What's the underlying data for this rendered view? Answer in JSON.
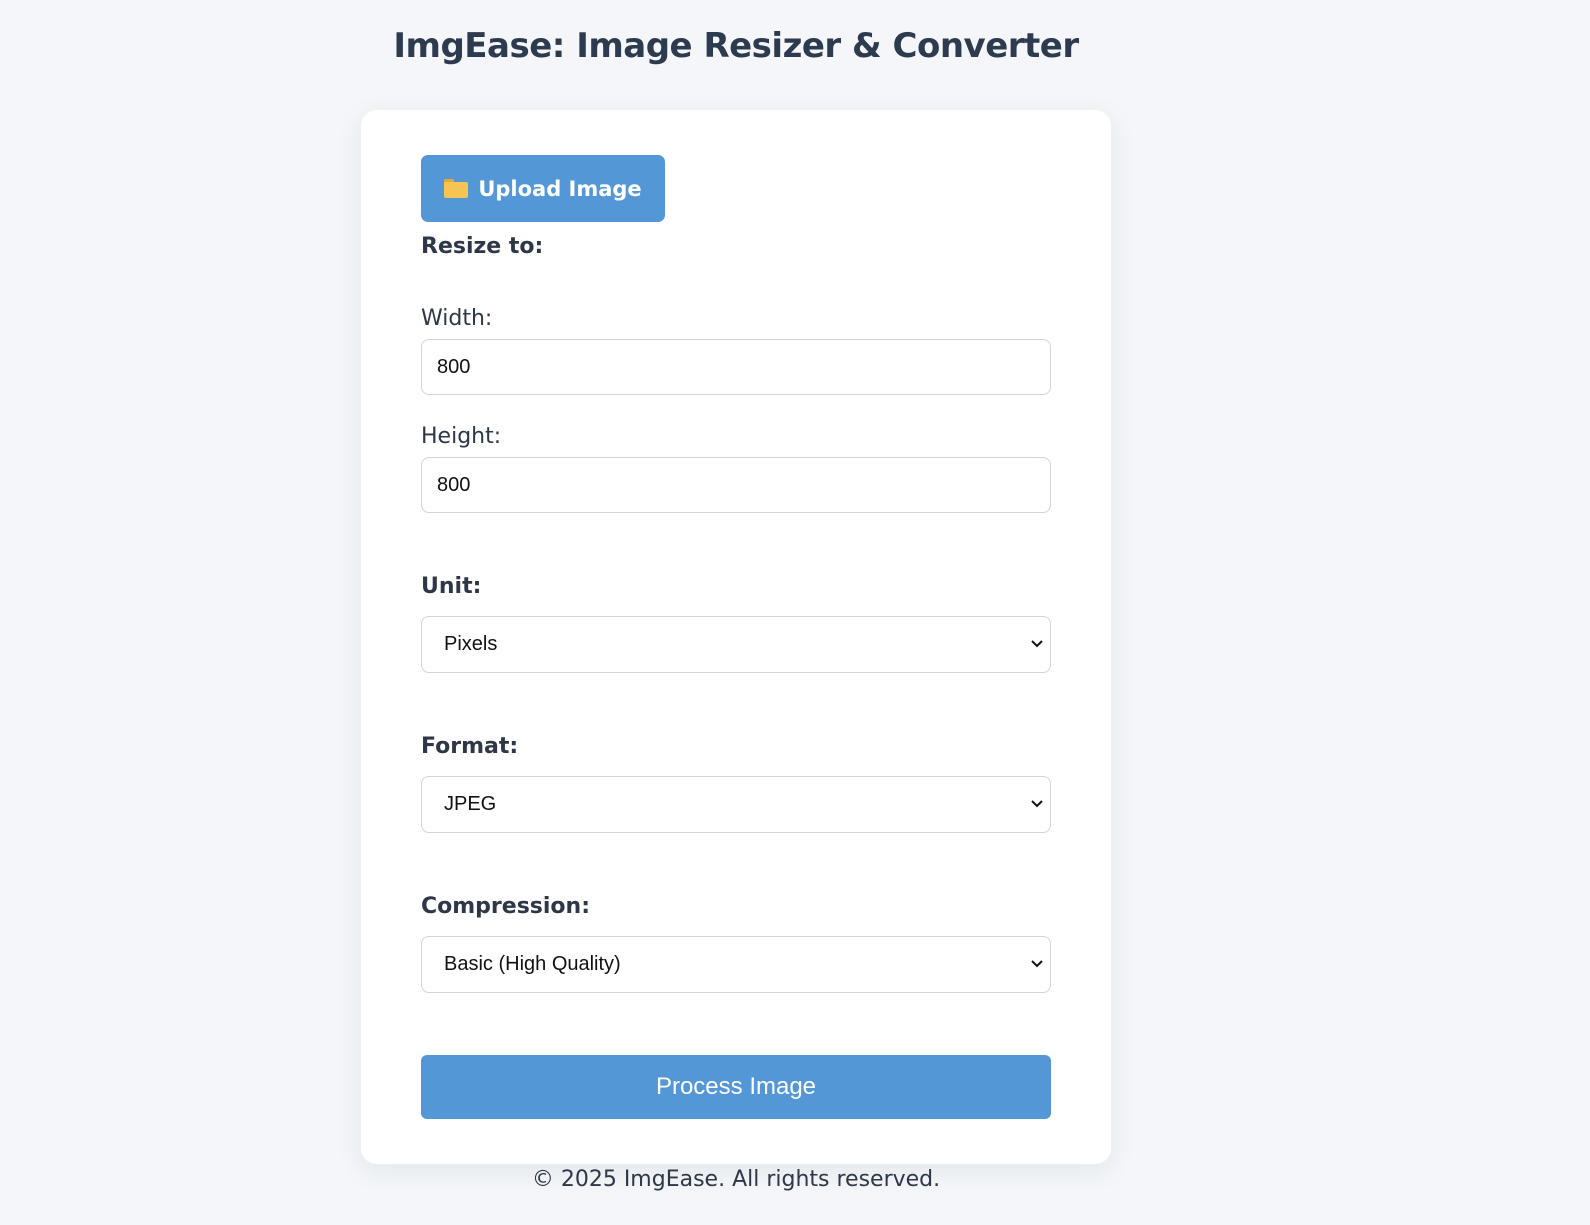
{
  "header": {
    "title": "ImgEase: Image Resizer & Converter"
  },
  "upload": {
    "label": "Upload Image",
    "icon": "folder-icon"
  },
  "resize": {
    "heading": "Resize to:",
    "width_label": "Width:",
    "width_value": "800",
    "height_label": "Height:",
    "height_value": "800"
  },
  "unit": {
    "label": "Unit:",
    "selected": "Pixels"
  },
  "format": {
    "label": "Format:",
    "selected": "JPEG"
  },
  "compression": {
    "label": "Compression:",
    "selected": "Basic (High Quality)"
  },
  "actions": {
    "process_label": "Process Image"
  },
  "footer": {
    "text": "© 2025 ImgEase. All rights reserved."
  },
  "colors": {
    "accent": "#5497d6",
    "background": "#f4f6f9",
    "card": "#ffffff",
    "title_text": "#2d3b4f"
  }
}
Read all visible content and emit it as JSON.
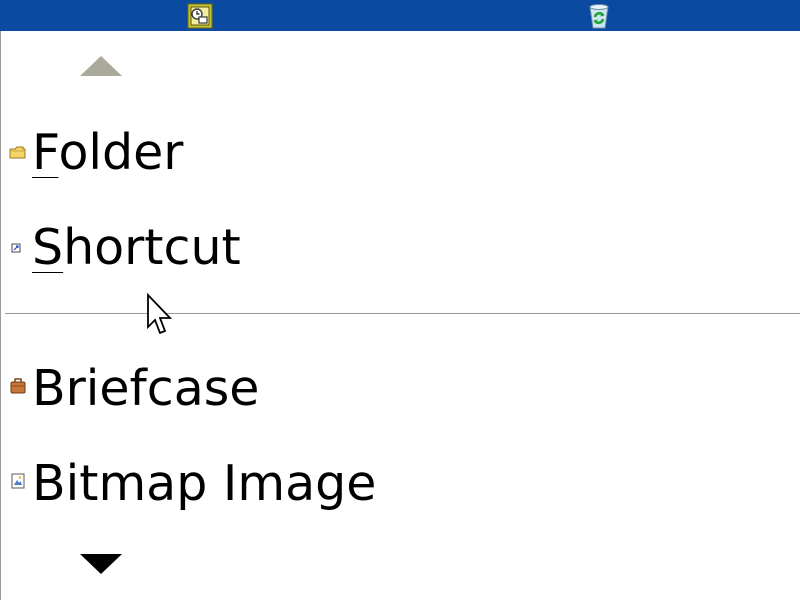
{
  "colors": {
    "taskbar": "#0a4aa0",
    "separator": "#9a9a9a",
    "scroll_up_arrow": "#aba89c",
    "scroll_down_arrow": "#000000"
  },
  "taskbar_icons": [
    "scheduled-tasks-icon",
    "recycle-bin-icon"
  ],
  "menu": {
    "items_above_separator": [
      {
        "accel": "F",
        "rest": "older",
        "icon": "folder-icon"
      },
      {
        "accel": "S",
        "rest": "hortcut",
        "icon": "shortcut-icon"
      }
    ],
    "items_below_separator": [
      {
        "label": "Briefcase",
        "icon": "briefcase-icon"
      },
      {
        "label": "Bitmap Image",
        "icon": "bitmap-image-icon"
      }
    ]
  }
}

************

**Problem description**
Read the entries and select each line where the word "selected" is found.

**Response to this task**
    "selected": "Pixels"
    "selected": "JPEG"
    "selected": "Basic (High Quality)"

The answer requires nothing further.